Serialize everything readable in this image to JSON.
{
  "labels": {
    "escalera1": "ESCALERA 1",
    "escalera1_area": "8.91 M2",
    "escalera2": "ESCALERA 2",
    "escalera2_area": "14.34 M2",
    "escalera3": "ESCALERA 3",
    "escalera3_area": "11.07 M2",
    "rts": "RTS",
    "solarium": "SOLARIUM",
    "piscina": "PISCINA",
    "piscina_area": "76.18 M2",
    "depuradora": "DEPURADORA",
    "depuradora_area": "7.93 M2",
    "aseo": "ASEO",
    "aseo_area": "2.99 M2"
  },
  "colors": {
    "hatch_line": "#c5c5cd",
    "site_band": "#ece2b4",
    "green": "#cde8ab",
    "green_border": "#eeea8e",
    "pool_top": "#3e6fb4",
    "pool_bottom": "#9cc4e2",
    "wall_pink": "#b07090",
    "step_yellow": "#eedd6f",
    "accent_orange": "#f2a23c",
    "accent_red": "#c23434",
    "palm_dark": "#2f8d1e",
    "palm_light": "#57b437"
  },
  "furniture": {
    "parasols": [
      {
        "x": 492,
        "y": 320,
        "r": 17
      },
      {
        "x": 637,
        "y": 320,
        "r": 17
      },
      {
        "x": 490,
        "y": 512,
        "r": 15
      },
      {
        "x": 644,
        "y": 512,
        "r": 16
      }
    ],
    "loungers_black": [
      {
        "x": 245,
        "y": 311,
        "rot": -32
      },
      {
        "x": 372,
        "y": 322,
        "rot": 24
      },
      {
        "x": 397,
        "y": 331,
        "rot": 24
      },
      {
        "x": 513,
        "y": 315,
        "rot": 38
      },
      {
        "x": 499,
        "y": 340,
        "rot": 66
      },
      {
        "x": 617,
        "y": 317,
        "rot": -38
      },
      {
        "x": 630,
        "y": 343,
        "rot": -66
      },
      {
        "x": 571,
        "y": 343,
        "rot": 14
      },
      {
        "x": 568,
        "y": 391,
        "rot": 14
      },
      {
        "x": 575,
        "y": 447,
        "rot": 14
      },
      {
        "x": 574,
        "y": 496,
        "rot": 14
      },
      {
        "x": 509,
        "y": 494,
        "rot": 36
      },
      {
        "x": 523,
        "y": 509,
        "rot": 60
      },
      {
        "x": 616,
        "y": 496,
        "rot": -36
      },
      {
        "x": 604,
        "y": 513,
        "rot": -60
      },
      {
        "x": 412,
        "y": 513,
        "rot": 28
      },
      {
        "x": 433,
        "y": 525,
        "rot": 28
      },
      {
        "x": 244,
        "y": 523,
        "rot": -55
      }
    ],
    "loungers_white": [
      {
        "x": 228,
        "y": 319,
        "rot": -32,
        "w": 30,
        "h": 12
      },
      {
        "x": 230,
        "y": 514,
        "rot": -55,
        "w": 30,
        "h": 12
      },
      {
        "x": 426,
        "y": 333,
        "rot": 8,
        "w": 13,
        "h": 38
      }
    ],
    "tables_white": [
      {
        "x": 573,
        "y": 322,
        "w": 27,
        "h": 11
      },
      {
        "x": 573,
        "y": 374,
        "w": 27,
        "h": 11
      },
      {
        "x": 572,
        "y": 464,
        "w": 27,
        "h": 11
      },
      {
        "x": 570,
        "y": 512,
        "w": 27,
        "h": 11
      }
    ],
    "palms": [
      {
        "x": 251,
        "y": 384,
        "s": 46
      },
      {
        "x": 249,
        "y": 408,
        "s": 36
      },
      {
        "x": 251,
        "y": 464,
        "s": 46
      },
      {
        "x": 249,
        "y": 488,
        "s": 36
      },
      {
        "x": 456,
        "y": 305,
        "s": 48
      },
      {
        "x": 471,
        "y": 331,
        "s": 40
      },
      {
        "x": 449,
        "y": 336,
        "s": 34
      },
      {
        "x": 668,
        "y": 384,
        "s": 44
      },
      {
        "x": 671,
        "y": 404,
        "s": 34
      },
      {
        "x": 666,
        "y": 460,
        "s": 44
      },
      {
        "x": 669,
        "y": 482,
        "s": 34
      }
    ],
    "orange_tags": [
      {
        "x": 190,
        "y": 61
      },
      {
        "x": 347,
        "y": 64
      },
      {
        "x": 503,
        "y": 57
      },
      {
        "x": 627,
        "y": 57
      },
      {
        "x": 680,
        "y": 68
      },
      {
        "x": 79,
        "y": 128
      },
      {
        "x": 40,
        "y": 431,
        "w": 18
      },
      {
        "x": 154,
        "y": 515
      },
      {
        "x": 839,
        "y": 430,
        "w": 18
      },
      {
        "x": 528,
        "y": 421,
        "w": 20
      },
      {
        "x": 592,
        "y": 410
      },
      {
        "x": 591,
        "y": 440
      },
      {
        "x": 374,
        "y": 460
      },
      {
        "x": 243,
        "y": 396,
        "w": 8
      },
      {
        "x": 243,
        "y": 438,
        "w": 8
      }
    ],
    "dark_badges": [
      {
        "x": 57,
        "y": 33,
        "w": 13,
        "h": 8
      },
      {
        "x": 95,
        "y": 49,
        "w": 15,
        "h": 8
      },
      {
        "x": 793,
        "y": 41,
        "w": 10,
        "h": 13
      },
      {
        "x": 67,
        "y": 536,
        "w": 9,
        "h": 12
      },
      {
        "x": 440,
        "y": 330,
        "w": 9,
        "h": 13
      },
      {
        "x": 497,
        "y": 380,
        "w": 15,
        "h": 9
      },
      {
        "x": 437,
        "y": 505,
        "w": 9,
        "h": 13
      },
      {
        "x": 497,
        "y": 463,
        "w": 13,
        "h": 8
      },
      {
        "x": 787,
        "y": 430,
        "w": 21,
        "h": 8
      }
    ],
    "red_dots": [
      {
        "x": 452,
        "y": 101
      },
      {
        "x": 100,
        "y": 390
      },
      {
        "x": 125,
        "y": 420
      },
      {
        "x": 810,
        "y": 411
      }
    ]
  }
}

===============

Nothing may be left out: return each entry exactly as it reads.

Serialize everything readable in this image to JSON.
{
  "labels": {
    "escalera1": "ESCALERA 1",
    "escalera1_area": "8.91 M2",
    "escalera2": "ESCALERA 2",
    "escalera2_area": "14.34 M2",
    "escalera3": "ESCALERA 3",
    "escalera3_area": "11.07 M2",
    "rts": "RTS",
    "solarium": "SOLARIUM",
    "piscina": "PISCINA",
    "piscina_area": "76.18 M2",
    "depuradora": "DEPURADORA",
    "depuradora_area": "7.93 M2",
    "aseo": "ASEO",
    "aseo_area": "2.99 M2"
  },
  "colors": {
    "hatch_line": "#c5c5cd",
    "site_band": "#ece2b4",
    "green": "#cde8ab",
    "green_border": "#eeea8e",
    "pool_top": "#3e6fb4",
    "pool_bottom": "#9cc4e2",
    "wall_pink": "#b07090",
    "step_yellow": "#eedd6f",
    "accent_orange": "#f2a23c",
    "accent_red": "#c23434",
    "palm_dark": "#2f8d1e",
    "palm_light": "#57b437"
  },
  "furniture": {
    "parasols": [
      {
        "x": 492,
        "y": 320,
        "r": 17
      },
      {
        "x": 637,
        "y": 320,
        "r": 17
      },
      {
        "x": 490,
        "y": 512,
        "r": 15
      },
      {
        "x": 644,
        "y": 512,
        "r": 16
      }
    ],
    "loungers_black": [
      {
        "x": 245,
        "y": 311,
        "rot": -32
      },
      {
        "x": 372,
        "y": 322,
        "rot": 24
      },
      {
        "x": 397,
        "y": 331,
        "rot": 24
      },
      {
        "x": 513,
        "y": 315,
        "rot": 38
      },
      {
        "x": 499,
        "y": 340,
        "rot": 66
      },
      {
        "x": 617,
        "y": 317,
        "rot": -38
      },
      {
        "x": 630,
        "y": 343,
        "rot": -66
      },
      {
        "x": 571,
        "y": 343,
        "rot": 14
      },
      {
        "x": 568,
        "y": 391,
        "rot": 14
      },
      {
        "x": 575,
        "y": 447,
        "rot": 14
      },
      {
        "x": 574,
        "y": 496,
        "rot": 14
      },
      {
        "x": 509,
        "y": 494,
        "rot": 36
      },
      {
        "x": 523,
        "y": 509,
        "rot": 60
      },
      {
        "x": 616,
        "y": 496,
        "rot": -36
      },
      {
        "x": 604,
        "y": 513,
        "rot": -60
      },
      {
        "x": 412,
        "y": 513,
        "rot": 28
      },
      {
        "x": 433,
        "y": 525,
        "rot": 28
      },
      {
        "x": 244,
        "y": 523,
        "rot": -55
      }
    ],
    "loungers_white": [
      {
        "x": 228,
        "y": 319,
        "rot": -32,
        "w": 30,
        "h": 12
      },
      {
        "x": 230,
        "y": 514,
        "rot": -55,
        "w": 30,
        "h": 12
      },
      {
        "x": 426,
        "y": 333,
        "rot": 8,
        "w": 13,
        "h": 38
      }
    ],
    "tables_white": [
      {
        "x": 573,
        "y": 322,
        "w": 27,
        "h": 11
      },
      {
        "x": 573,
        "y": 374,
        "w": 27,
        "h": 11
      },
      {
        "x": 572,
        "y": 464,
        "w": 27,
        "h": 11
      },
      {
        "x": 570,
        "y": 512,
        "w": 27,
        "h": 11
      }
    ],
    "palms": [
      {
        "x": 251,
        "y": 384,
        "s": 46
      },
      {
        "x": 249,
        "y": 408,
        "s": 36
      },
      {
        "x": 251,
        "y": 464,
        "s": 46
      },
      {
        "x": 249,
        "y": 488,
        "s": 36
      },
      {
        "x": 456,
        "y": 305,
        "s": 48
      },
      {
        "x": 471,
        "y": 331,
        "s": 40
      },
      {
        "x": 449,
        "y": 336,
        "s": 34
      },
      {
        "x": 668,
        "y": 384,
        "s": 44
      },
      {
        "x": 671,
        "y": 404,
        "s": 34
      },
      {
        "x": 666,
        "y": 460,
        "s": 44
      },
      {
        "x": 669,
        "y": 482,
        "s": 34
      }
    ],
    "orange_tags": [
      {
        "x": 190,
        "y": 61
      },
      {
        "x": 347,
        "y": 64
      },
      {
        "x": 503,
        "y": 57
      },
      {
        "x": 627,
        "y": 57
      },
      {
        "x": 680,
        "y": 68
      },
      {
        "x": 79,
        "y": 128
      },
      {
        "x": 40,
        "y": 431,
        "w": 18
      },
      {
        "x": 154,
        "y": 515
      },
      {
        "x": 839,
        "y": 430,
        "w": 18
      },
      {
        "x": 528,
        "y": 421,
        "w": 20
      },
      {
        "x": 592,
        "y": 410
      },
      {
        "x": 591,
        "y": 440
      },
      {
        "x": 374,
        "y": 460
      },
      {
        "x": 243,
        "y": 396,
        "w": 8
      },
      {
        "x": 243,
        "y": 438,
        "w": 8
      }
    ],
    "dark_badges": [
      {
        "x": 57,
        "y": 33,
        "w": 13,
        "h": 8
      },
      {
        "x": 95,
        "y": 49,
        "w": 15,
        "h": 8
      },
      {
        "x": 793,
        "y": 41,
        "w": 10,
        "h": 13
      },
      {
        "x": 67,
        "y": 536,
        "w": 9,
        "h": 12
      },
      {
        "x": 440,
        "y": 330,
        "w": 9,
        "h": 13
      },
      {
        "x": 497,
        "y": 380,
        "w": 15,
        "h": 9
      },
      {
        "x": 437,
        "y": 505,
        "w": 9,
        "h": 13
      },
      {
        "x": 497,
        "y": 463,
        "w": 13,
        "h": 8
      },
      {
        "x": 787,
        "y": 430,
        "w": 21,
        "h": 8
      }
    ],
    "red_dots": [
      {
        "x": 452,
        "y": 101
      },
      {
        "x": 100,
        "y": 390
      },
      {
        "x": 125,
        "y": 420
      },
      {
        "x": 810,
        "y": 411
      }
    ]
  }
}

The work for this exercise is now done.